What to work on:
Copy out the rows from the one containing "Annotate this image: element" through the one containing "floor-plan-render: ÁREA TÉCNICA", keeping each line unchanged.
BEGIN Data lines
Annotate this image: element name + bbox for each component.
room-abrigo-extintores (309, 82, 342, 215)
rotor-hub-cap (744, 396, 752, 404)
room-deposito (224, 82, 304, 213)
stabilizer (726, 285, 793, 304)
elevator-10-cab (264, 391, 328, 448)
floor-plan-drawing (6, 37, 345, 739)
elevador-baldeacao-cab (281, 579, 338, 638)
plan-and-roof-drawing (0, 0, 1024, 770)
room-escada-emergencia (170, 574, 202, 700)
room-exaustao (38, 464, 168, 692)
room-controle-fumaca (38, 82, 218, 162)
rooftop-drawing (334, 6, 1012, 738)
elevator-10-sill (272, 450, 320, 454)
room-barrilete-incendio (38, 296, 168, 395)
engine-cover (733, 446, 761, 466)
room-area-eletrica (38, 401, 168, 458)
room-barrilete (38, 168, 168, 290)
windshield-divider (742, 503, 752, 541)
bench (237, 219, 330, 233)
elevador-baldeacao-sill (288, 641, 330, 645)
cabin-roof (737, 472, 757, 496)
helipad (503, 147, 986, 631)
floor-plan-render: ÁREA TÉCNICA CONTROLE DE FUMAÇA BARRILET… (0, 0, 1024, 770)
END Data lines
BEGIN Data lines
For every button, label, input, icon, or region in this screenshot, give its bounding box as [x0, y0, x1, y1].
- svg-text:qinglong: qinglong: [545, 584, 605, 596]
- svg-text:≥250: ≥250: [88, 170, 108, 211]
END Data lines
Worked answer:
Annotate this image: element name + bbox for each component.
room-abrigo-extintores (309, 82, 342, 215)
rotor-hub-cap (744, 396, 752, 404)
room-deposito (224, 82, 304, 213)
stabilizer (726, 285, 793, 304)
elevator-10-cab (264, 391, 328, 448)
floor-plan-drawing (6, 37, 345, 739)
elevador-baldeacao-cab (281, 579, 338, 638)
plan-and-roof-drawing (0, 0, 1024, 770)
room-escada-emergencia (170, 574, 202, 700)
room-exaustao (38, 464, 168, 692)
room-controle-fumaca (38, 82, 218, 162)
rooftop-drawing (334, 6, 1012, 738)
elevator-10-sill (272, 450, 320, 454)
room-barrilete-incendio (38, 296, 168, 395)
engine-cover (733, 446, 761, 466)
room-area-eletrica (38, 401, 168, 458)
room-barrilete (38, 168, 168, 290)
windshield-divider (742, 503, 752, 541)
bench (237, 219, 330, 233)
elevador-baldeacao-sill (288, 641, 330, 645)
cabin-roof (737, 472, 757, 496)
helipad (503, 147, 986, 631)
floor-plan-render: ÁREA TÉCNICA CONTROLE DE FUMAÇA BARRILET… (0, 0, 1024, 770)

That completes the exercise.